**WRITTEN TASK**
Extract and list every line that contains the word "located".
Begin
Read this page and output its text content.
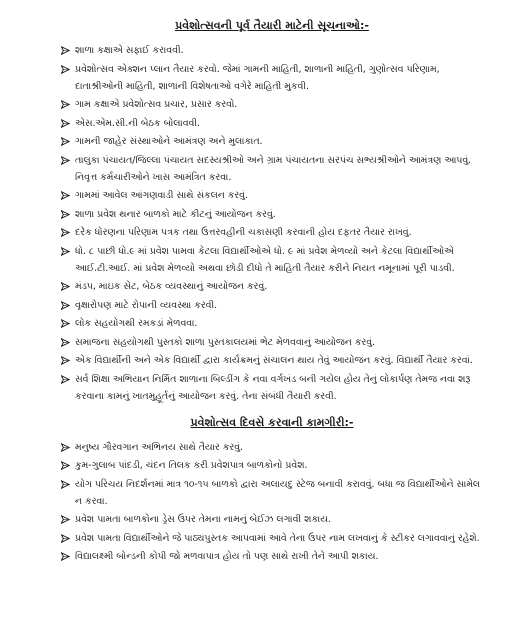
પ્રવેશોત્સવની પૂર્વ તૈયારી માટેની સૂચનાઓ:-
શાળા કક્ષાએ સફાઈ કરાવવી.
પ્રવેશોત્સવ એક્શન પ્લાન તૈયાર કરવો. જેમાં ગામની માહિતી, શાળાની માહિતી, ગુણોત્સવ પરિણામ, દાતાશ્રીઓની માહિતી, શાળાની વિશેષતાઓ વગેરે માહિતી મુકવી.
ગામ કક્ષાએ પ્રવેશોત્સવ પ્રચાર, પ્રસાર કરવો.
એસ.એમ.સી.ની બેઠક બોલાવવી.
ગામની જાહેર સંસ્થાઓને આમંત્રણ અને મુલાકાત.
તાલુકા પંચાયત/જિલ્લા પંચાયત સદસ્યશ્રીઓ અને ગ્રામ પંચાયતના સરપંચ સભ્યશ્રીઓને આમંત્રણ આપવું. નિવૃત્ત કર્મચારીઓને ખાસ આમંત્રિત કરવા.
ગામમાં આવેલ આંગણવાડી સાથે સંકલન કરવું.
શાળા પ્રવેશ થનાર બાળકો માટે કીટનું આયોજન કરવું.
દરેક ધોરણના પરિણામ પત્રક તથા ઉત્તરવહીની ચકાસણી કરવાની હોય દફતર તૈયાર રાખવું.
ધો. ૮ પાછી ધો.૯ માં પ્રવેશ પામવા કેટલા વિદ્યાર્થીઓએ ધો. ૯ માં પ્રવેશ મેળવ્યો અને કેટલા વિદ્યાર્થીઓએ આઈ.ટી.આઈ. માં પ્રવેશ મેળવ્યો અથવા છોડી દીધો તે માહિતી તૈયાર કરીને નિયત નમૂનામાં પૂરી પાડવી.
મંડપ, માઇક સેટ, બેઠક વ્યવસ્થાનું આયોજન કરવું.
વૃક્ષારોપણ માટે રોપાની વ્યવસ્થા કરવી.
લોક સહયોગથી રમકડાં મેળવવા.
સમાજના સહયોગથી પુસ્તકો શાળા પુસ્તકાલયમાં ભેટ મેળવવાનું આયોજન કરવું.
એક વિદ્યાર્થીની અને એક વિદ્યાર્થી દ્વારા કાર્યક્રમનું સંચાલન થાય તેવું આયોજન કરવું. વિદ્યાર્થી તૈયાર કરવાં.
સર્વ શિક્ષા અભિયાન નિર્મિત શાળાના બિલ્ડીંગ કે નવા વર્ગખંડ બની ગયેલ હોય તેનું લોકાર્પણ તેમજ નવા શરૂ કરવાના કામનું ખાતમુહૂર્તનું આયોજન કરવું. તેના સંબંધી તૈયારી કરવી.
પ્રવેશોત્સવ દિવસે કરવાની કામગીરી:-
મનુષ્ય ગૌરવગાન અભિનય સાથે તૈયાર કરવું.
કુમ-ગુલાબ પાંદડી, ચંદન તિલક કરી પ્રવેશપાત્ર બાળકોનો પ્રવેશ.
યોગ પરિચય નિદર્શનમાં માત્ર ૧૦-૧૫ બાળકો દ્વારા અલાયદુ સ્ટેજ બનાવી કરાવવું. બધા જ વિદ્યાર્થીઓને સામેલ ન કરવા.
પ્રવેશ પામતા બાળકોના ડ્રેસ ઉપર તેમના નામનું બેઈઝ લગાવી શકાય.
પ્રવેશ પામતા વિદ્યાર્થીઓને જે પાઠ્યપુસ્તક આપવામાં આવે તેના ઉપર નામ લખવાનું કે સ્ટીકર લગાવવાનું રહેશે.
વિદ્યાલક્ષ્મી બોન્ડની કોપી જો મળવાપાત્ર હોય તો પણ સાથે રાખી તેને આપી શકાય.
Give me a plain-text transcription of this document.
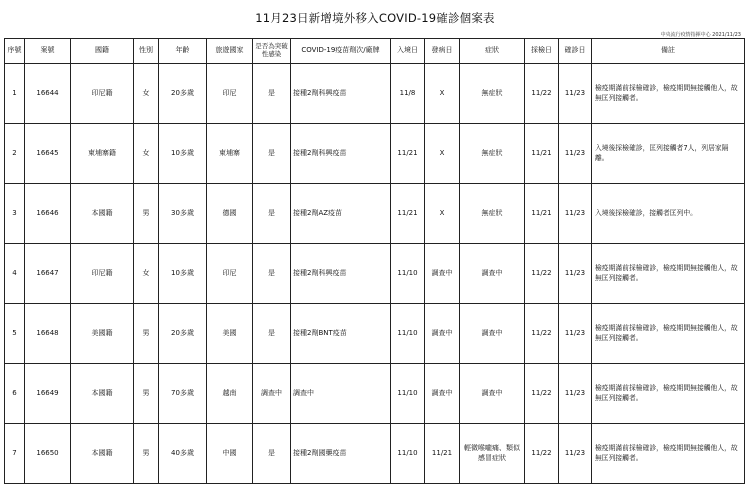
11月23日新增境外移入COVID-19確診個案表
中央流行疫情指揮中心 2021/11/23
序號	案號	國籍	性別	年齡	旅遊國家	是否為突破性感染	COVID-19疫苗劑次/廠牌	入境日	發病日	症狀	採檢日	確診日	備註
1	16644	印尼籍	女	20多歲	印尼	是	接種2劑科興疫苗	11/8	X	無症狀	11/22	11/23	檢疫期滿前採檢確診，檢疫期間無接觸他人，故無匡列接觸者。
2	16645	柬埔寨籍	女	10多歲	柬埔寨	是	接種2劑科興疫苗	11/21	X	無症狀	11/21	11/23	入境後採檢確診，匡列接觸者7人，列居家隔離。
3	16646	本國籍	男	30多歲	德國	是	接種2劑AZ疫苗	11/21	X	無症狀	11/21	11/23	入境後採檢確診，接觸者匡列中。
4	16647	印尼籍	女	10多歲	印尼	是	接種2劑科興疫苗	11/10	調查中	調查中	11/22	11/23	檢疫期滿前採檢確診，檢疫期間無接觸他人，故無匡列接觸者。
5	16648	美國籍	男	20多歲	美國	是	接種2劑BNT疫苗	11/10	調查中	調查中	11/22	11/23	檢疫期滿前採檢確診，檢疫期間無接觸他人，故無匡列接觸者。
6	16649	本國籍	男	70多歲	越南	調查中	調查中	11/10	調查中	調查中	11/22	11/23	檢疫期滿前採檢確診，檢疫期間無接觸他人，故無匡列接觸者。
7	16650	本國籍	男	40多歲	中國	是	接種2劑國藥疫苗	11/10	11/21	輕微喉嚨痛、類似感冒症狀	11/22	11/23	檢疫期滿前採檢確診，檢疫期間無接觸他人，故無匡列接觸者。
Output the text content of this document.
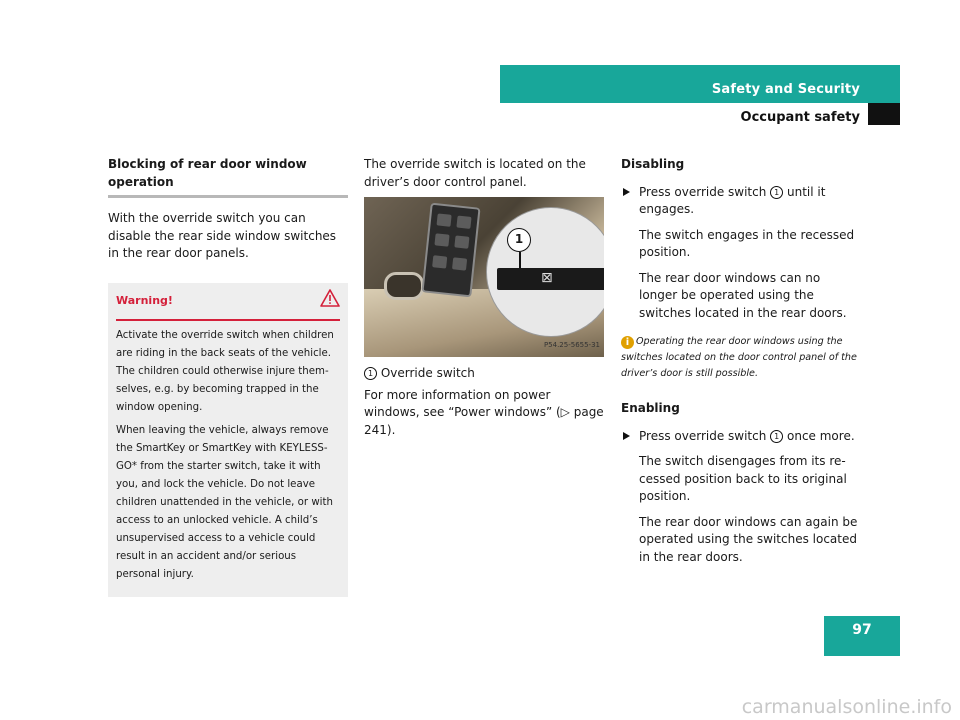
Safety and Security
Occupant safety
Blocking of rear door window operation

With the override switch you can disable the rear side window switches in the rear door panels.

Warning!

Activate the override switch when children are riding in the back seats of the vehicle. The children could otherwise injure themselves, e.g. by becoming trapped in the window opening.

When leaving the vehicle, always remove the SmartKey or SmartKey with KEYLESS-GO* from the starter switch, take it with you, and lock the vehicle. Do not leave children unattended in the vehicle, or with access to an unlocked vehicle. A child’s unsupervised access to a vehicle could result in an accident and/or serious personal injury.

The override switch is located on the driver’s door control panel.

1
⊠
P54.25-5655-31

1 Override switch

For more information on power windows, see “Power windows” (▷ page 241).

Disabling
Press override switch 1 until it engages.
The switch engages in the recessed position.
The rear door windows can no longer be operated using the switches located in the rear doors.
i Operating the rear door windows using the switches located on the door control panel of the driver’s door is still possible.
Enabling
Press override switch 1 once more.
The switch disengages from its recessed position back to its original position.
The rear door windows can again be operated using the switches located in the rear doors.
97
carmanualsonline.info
End
**RIGHT ANSWER**
The override switch is located on the driver’s door control panel.
The rear door windows can no longer be operated using the switches located in the rear doors.
i Operating the rear door windows using the switches located on the door control panel of the driver’s door is still possible.
The rear door windows can again be operated using the switches located in the rear doors.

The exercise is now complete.